WHAT NEEDS TO BE DONE
Would you return the complete listing below word for word?

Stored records
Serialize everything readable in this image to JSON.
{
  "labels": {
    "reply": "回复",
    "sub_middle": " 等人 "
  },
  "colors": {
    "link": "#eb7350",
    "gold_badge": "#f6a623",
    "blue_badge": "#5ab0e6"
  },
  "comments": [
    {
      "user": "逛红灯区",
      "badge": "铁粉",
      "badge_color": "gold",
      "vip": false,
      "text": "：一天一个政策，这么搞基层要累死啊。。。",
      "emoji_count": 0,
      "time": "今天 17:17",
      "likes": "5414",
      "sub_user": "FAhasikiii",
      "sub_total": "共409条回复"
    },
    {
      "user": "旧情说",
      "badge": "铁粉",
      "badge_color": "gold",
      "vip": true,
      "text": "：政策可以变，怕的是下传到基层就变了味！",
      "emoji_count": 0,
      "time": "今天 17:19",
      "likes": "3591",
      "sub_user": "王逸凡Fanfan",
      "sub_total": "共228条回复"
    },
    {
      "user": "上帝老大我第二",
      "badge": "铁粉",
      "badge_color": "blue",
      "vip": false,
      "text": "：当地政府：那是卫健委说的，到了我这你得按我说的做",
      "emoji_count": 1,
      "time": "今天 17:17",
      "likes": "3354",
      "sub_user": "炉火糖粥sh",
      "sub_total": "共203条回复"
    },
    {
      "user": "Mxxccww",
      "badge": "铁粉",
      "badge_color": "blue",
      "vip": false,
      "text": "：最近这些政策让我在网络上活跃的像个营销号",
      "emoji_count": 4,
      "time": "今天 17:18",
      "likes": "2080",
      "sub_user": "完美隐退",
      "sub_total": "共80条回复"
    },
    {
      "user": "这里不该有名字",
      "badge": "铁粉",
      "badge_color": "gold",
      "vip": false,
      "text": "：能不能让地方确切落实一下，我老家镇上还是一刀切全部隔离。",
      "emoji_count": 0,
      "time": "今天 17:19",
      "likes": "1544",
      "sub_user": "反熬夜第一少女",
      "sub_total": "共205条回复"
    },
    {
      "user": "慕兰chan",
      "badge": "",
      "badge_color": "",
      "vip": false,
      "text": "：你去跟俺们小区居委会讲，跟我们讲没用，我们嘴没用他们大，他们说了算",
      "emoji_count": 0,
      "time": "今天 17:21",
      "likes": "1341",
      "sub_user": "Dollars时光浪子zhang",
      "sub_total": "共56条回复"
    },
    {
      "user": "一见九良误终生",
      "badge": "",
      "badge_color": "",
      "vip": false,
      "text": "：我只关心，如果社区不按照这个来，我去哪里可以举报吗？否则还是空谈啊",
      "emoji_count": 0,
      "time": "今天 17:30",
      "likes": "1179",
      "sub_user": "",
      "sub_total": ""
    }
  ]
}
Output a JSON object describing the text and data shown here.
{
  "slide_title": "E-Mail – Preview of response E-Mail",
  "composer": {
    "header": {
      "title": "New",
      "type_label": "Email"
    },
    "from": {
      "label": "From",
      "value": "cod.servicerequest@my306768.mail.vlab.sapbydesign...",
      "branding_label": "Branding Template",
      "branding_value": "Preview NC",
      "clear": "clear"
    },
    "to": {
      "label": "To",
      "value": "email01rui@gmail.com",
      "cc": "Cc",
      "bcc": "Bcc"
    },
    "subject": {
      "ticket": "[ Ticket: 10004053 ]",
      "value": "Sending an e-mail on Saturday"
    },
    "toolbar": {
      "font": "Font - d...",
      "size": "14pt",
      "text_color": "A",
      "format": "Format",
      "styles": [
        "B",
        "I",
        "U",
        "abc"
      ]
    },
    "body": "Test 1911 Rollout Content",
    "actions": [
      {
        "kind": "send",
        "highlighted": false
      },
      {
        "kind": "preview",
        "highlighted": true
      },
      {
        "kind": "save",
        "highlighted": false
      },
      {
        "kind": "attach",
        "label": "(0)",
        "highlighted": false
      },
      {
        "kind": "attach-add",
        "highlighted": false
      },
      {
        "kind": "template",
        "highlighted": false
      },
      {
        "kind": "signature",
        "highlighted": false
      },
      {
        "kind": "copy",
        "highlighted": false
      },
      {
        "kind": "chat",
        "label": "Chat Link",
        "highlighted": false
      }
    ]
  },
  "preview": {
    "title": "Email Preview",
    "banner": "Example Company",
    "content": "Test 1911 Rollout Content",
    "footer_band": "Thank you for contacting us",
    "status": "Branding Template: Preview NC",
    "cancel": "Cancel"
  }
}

SOLUTION TO THE PROBLEM
Serialize everything readable in this image to JSON.
{
  "labels": {
    "reply": "回复",
    "sub_middle": " 等人 "
  },
  "colors": {
    "link": "#eb7350",
    "gold_badge": "#f6a623",
    "blue_badge": "#5ab0e6"
  },
  "comments": [
    {
      "user": "逛红灯区",
      "badge": "铁粉",
      "badge_color": "gold",
      "vip": false,
      "text": "：一天一个政策，这么搞基层要累死啊。。。",
      "emoji_count": 0,
      "time": "今天 17:17",
      "likes": "5414",
      "sub_user": "FAhasikiii",
      "sub_total": "共409条回复"
    },
    {
      "user": "旧情说",
      "badge": "铁粉",
      "badge_color": "gold",
      "vip": true,
      "text": "：政策可以变，怕的是下传到基层就变了味！",
      "emoji_count": 0,
      "time": "今天 17:19",
      "likes": "3591",
      "sub_user": "王逸凡Fanfan",
      "sub_total": "共228条回复"
    },
    {
      "user": "上帝老大我第二",
      "badge": "铁粉",
      "badge_color": "blue",
      "vip": false,
      "text": "：当地政府：那是卫健委说的，到了我这你得按我说的做",
      "emoji_count": 1,
      "time": "今天 17:17",
      "likes": "3354",
      "sub_user": "炉火糖粥sh",
      "sub_total": "共203条回复"
    },
    {
      "user": "Mxxccww",
      "badge": "铁粉",
      "badge_color": "blue",
      "vip": false,
      "text": "：最近这些政策让我在网络上活跃的像个营销号",
      "emoji_count": 4,
      "time": "今天 17:18",
      "likes": "2080",
      "sub_user": "完美隐退",
      "sub_total": "共80条回复"
    },
    {
      "user": "这里不该有名字",
      "badge": "铁粉",
      "badge_color": "gold",
      "vip": false,
      "text": "：能不能让地方确切落实一下，我老家镇上还是一刀切全部隔离。",
      "emoji_count": 0,
      "time": "今天 17:19",
      "likes": "1544",
      "sub_user": "反熬夜第一少女",
      "sub_total": "共205条回复"
    },
    {
      "user": "慕兰chan",
      "badge": "",
      "badge_color": "",
      "vip": false,
      "text": "：你去跟俺们小区居委会讲，跟我们讲没用，我们嘴没用他们大，他们说了算",
      "emoji_count": 0,
      "time": "今天 17:21",
      "likes": "1341",
      "sub_user": "Dollars时光浪子zhang",
      "sub_total": "共56条回复"
    },
    {
      "user": "一见九良误终生",
      "badge": "",
      "badge_color": "",
      "vip": false,
      "text": "：我只关心，如果社区不按照这个来，我去哪里可以举报吗？否则还是空谈啊",
      "emoji_count": 0,
      "time": "今天 17:30",
      "likes": "1179",
      "sub_user": "",
      "sub_total": ""
    }
  ]
}
Output a JSON object describing the text and data shown here.
{
  "slide_title": "E-Mail – Preview of response E-Mail",
  "composer": {
    "header": {
      "title": "New",
      "type_label": "Email"
    },
    "from": {
      "label": "From",
      "value": "cod.servicerequest@my306768.mail.vlab.sapbydesign...",
      "branding_label": "Branding Template",
      "branding_value": "Preview NC",
      "clear": "clear"
    },
    "to": {
      "label": "To",
      "value": "email01rui@gmail.com",
      "cc": "Cc",
      "bcc": "Bcc"
    },
    "subject": {
      "ticket": "[ Ticket: 10004053 ]",
      "value": "Sending an e-mail on Saturday"
    },
    "toolbar": {
      "font": "Font - d...",
      "size": "14pt",
      "text_color": "A",
      "format": "Format",
      "styles": [
        "B",
        "I",
        "U",
        "abc"
      ]
    },
    "body": "Test 1911 Rollout Content",
    "actions": [
      {
        "kind": "send",
        "highlighted": false
      },
      {
        "kind": "preview",
        "highlighted": true
      },
      {
        "kind": "save",
        "highlighted": false
      },
      {
        "kind": "attach",
        "label": "(0)",
        "highlighted": false
      },
      {
        "kind": "attach-add",
        "highlighted": false
      },
      {
        "kind": "template",
        "highlighted": false
      },
      {
        "kind": "signature",
        "highlighted": false
      },
      {
        "kind": "copy",
        "highlighted": false
      },
      {
        "kind": "chat",
        "label": "Chat Link",
        "highlighted": false
      }
    ]
  },
  "preview": {
    "title": "Email Preview",
    "banner": "Example Company",
    "content": "Test 1911 Rollout Content",
    "footer_band": "Thank you for contacting us",
    "status": "Branding Template: Preview NC",
    "cancel": "Cancel"
  }
}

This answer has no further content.